§ **Exercise brief**
Below is a listing; reproduce each line of it exactly.

[Stored items from a collection]
******************************
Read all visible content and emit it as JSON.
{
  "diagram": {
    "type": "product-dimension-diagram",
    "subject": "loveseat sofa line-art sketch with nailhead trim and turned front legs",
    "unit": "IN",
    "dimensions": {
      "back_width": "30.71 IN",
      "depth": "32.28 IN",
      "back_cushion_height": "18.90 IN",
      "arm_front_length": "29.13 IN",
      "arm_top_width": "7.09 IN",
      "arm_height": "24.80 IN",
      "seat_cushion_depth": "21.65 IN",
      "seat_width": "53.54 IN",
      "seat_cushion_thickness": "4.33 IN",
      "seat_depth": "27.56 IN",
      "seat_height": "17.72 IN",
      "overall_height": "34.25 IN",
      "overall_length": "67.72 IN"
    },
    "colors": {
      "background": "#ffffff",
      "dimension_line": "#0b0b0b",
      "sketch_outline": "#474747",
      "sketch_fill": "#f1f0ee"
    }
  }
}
******************************
§ **Response to this task**
Read all visible content and emit it as JSON.
{
  "diagram": {
    "type": "product-dimension-diagram",
    "subject": "loveseat sofa line-art sketch with nailhead trim and turned front legs",
    "unit": "IN",
    "dimensions": {
      "back_width": "30.71 IN",
      "depth": "32.28 IN",
      "back_cushion_height": "18.90 IN",
      "arm_front_length": "29.13 IN",
      "arm_top_width": "7.09 IN",
      "arm_height": "24.80 IN",
      "seat_cushion_depth": "21.65 IN",
      "seat_width": "53.54 IN",
      "seat_cushion_thickness": "4.33 IN",
      "seat_depth": "27.56 IN",
      "seat_height": "17.72 IN",
      "overall_height": "34.25 IN",
      "overall_length": "67.72 IN"
    },
    "colors": {
      "background": "#ffffff",
      "dimension_line": "#0b0b0b",
      "sketch_outline": "#474747",
      "sketch_fill": "#f1f0ee"
    }
  }
}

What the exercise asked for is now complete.